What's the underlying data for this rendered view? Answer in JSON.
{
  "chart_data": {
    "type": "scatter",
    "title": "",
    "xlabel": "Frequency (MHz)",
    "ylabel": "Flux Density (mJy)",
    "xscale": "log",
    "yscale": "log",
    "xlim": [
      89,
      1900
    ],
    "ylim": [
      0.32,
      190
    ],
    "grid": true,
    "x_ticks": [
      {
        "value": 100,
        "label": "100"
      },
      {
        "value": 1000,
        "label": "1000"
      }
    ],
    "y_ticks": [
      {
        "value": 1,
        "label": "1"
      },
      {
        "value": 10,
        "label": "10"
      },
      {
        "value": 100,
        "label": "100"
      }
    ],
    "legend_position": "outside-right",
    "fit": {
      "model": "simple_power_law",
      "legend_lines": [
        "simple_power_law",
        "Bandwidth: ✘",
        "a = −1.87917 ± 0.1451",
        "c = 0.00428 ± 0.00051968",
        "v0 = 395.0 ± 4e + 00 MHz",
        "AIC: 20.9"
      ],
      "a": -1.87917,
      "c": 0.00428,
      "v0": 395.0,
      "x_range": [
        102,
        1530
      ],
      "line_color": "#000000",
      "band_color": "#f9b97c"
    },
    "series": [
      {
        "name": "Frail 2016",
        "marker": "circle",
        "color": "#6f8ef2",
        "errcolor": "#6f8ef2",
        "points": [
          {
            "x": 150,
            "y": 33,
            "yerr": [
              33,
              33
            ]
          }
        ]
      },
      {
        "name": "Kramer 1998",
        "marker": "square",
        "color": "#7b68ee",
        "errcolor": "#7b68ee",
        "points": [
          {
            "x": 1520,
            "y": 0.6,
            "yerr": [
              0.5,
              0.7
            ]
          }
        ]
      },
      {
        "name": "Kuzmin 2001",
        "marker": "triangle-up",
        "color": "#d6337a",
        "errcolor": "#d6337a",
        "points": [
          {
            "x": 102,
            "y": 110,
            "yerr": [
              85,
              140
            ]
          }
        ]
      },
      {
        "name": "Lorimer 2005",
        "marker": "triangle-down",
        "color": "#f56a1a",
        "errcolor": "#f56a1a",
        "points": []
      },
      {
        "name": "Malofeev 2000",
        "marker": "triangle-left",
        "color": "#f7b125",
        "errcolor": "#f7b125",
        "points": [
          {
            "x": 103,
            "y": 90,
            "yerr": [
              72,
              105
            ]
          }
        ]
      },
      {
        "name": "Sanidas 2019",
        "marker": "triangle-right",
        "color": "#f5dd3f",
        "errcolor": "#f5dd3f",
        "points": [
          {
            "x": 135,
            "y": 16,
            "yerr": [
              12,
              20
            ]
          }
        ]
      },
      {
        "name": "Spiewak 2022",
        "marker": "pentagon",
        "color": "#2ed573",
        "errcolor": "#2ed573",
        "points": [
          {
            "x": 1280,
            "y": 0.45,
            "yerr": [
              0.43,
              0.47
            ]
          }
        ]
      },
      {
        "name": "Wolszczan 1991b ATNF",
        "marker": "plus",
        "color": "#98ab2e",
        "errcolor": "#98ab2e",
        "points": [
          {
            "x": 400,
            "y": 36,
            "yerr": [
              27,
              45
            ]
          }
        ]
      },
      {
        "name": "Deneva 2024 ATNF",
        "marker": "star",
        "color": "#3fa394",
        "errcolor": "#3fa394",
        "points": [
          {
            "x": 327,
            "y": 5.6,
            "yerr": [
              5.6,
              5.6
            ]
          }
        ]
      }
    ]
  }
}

^^^^^^^^^^^^^^^^

WORK INSTRUCTIONS :: Say how many lines in this listing hold the string "value", giving the count and nothing more.

OUTPUT OF THE TASK :: 5